* **Direction**
Each line containing the word "this" needs to be copied.

* **Input**
────────────────────────────────────────
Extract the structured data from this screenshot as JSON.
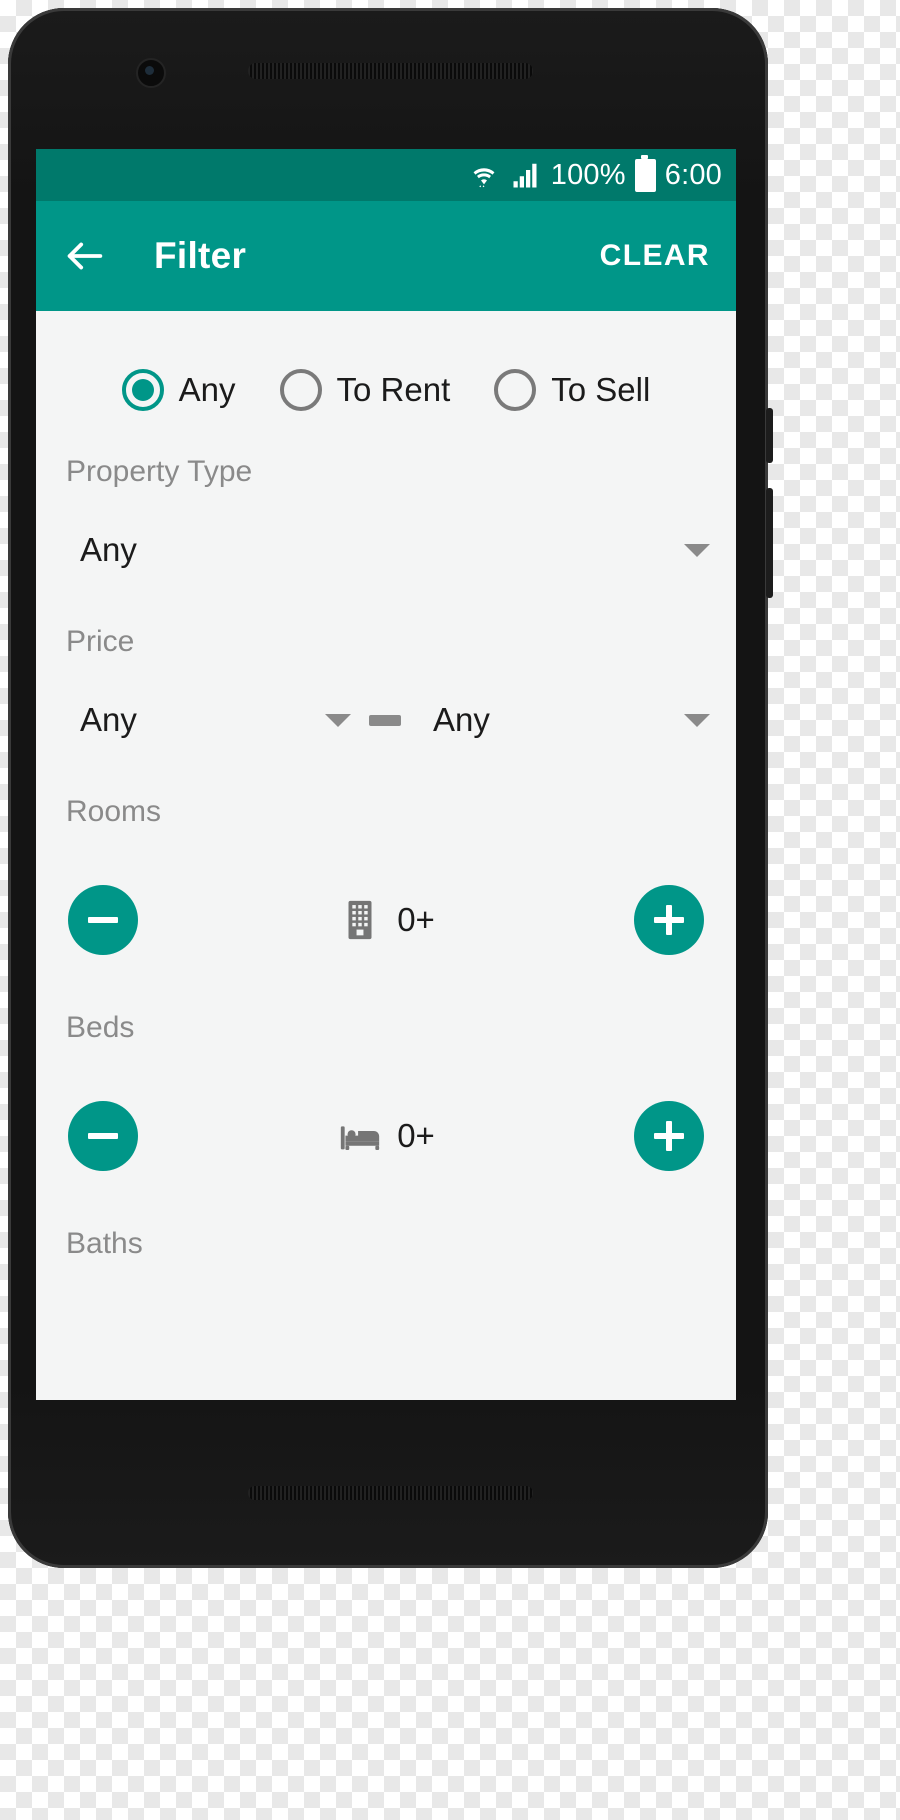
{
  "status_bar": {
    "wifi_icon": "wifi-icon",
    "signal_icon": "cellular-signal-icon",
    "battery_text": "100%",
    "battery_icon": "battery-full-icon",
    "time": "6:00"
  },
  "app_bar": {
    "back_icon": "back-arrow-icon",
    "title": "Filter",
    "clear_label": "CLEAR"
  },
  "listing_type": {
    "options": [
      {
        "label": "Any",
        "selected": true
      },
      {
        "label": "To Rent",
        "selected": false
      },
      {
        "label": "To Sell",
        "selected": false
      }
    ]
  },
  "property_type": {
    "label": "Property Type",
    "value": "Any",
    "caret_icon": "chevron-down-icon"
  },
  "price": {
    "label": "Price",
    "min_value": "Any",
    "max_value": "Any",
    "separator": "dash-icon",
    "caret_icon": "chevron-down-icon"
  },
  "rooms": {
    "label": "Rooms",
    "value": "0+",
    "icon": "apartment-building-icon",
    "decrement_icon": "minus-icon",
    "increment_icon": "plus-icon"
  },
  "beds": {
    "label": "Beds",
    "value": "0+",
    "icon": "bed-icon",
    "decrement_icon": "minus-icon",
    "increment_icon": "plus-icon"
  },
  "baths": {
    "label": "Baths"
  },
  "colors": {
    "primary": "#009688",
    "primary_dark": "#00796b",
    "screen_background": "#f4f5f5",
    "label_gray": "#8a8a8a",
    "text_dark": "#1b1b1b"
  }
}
────────────────────────────────────────
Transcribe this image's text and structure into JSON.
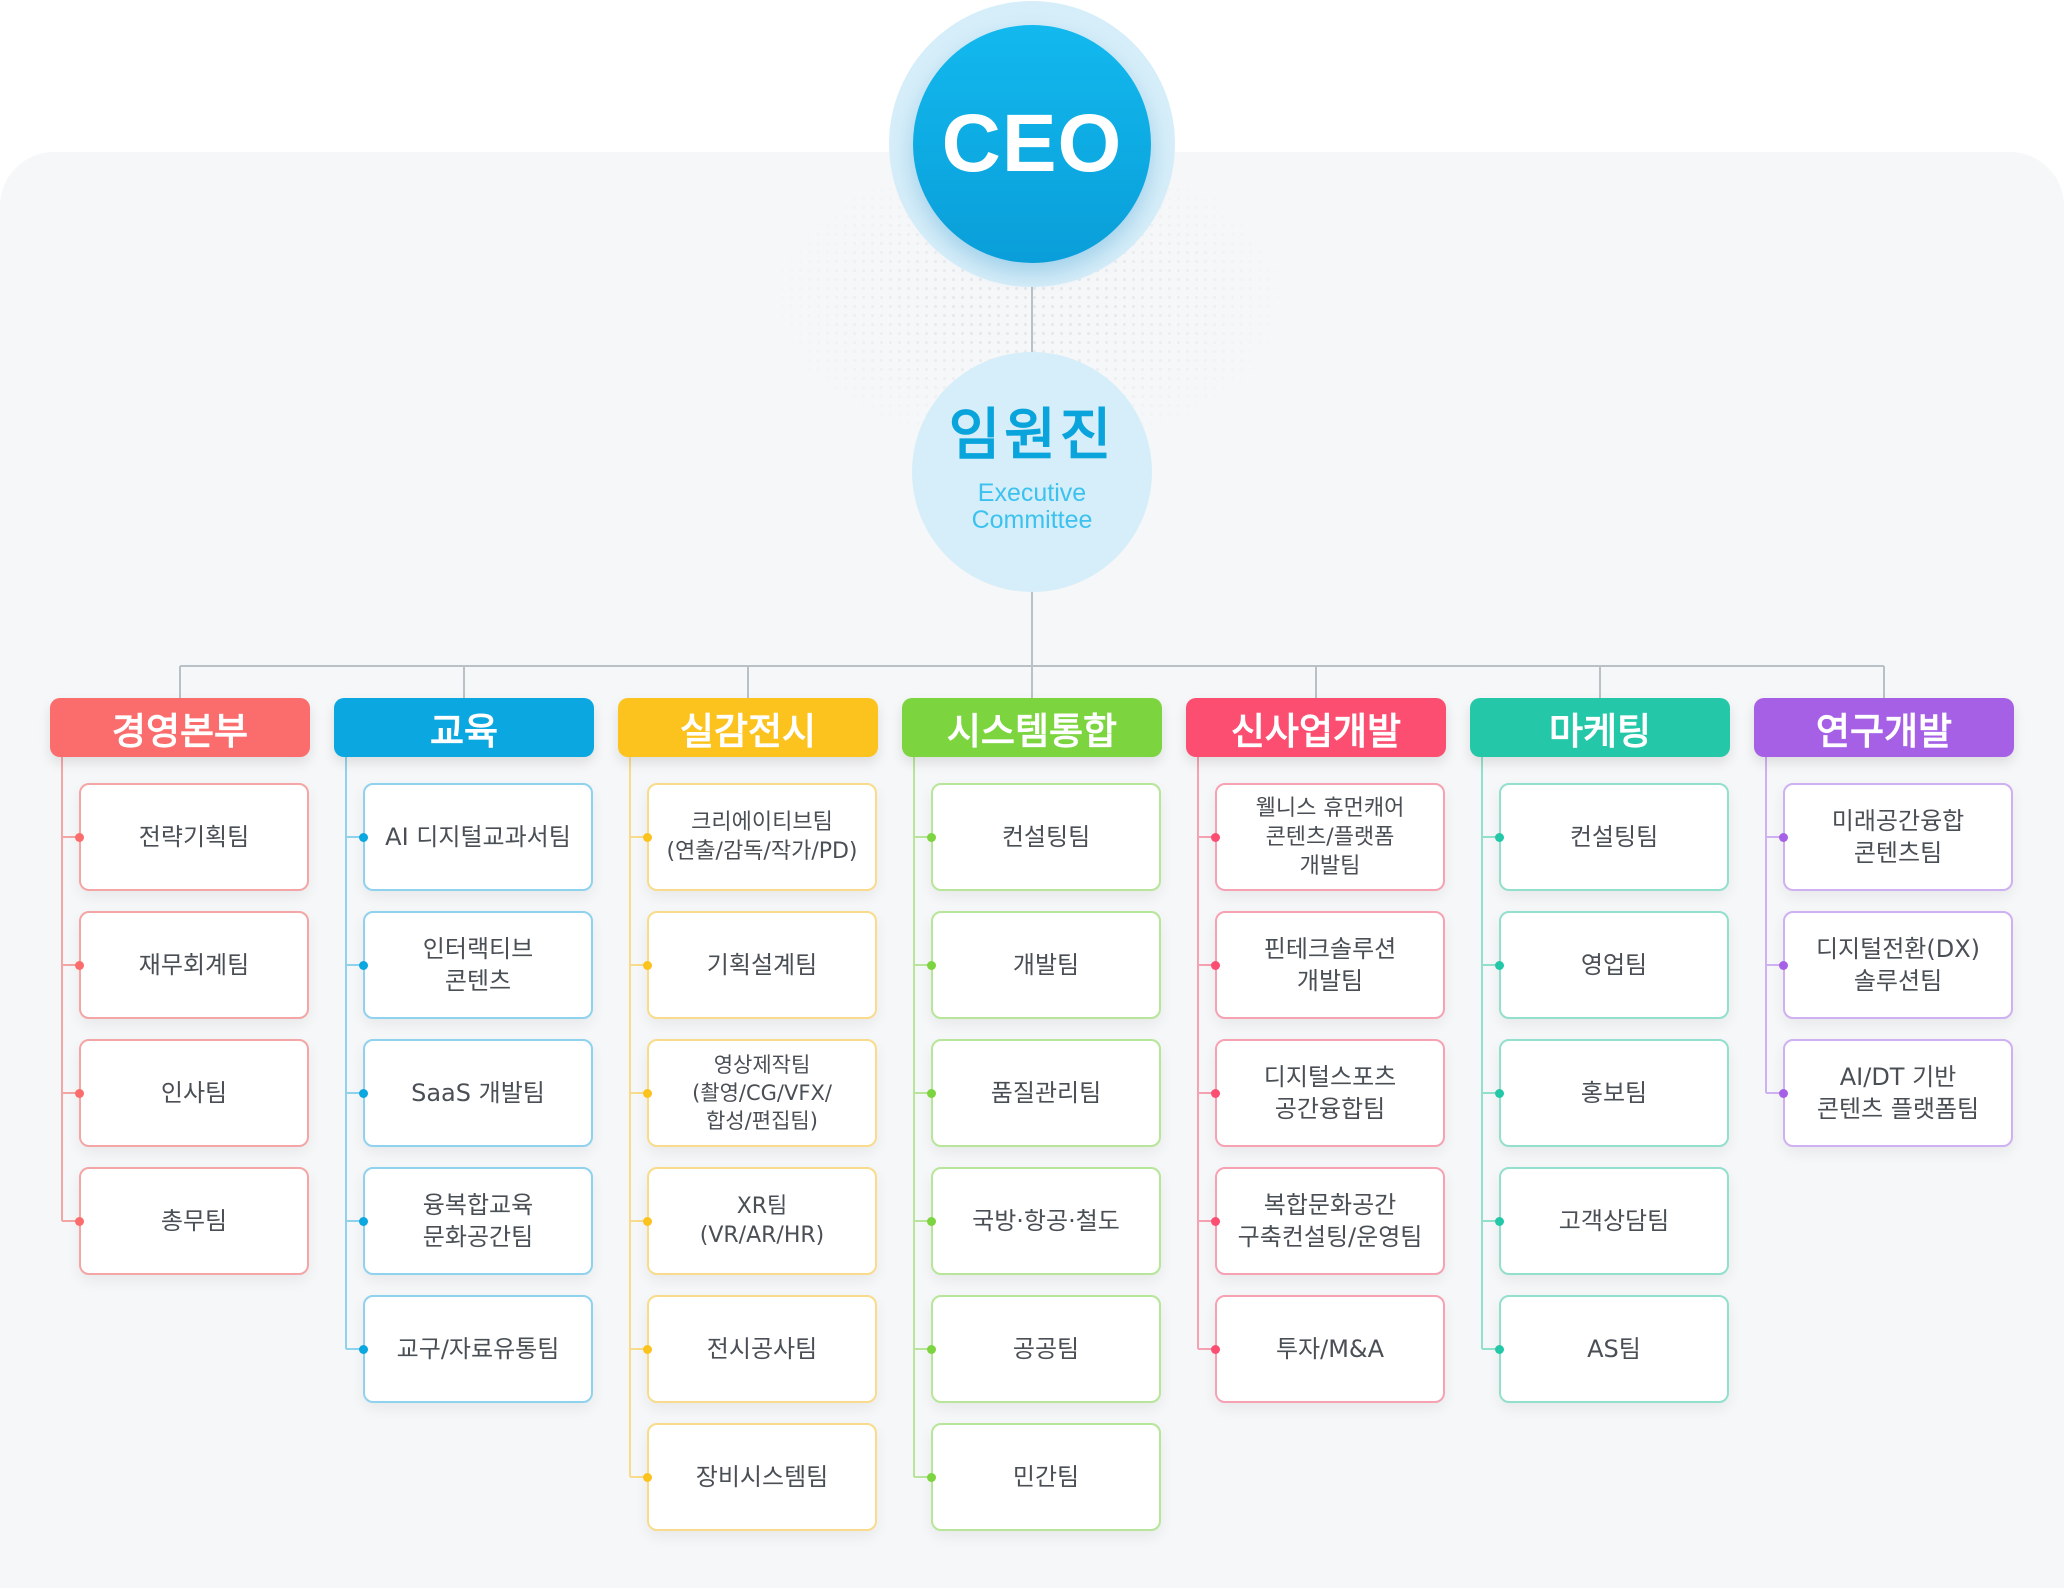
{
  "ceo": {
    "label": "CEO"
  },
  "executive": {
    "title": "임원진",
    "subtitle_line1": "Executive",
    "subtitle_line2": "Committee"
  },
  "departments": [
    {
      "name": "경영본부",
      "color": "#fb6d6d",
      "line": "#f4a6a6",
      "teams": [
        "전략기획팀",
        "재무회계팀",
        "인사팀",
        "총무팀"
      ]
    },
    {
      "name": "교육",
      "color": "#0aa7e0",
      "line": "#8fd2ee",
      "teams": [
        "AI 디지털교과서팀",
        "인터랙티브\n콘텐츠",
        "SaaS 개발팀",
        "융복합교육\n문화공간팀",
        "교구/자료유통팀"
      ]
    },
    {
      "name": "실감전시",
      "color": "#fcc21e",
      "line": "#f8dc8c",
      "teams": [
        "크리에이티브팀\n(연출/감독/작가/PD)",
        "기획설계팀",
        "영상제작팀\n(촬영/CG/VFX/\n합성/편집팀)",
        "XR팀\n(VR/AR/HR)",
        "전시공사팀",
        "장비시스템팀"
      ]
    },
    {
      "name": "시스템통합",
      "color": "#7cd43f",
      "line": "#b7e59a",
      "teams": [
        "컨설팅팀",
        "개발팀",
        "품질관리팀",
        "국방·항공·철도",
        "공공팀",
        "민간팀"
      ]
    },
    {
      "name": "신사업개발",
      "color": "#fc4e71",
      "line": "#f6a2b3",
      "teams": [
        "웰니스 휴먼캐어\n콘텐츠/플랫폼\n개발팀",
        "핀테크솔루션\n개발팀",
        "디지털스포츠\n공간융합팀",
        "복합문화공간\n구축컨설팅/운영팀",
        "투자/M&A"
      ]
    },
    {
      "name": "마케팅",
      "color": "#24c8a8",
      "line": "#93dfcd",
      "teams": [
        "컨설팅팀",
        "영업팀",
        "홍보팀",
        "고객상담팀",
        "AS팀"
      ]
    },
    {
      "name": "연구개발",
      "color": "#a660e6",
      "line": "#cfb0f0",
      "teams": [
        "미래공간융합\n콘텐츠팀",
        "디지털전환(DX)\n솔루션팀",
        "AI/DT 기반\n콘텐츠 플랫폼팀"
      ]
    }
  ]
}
────────────────────────────────────────
* **Solution**
Extract the structured data from this screenshot as JSON.
Transcribe this image's text and structure into JSON.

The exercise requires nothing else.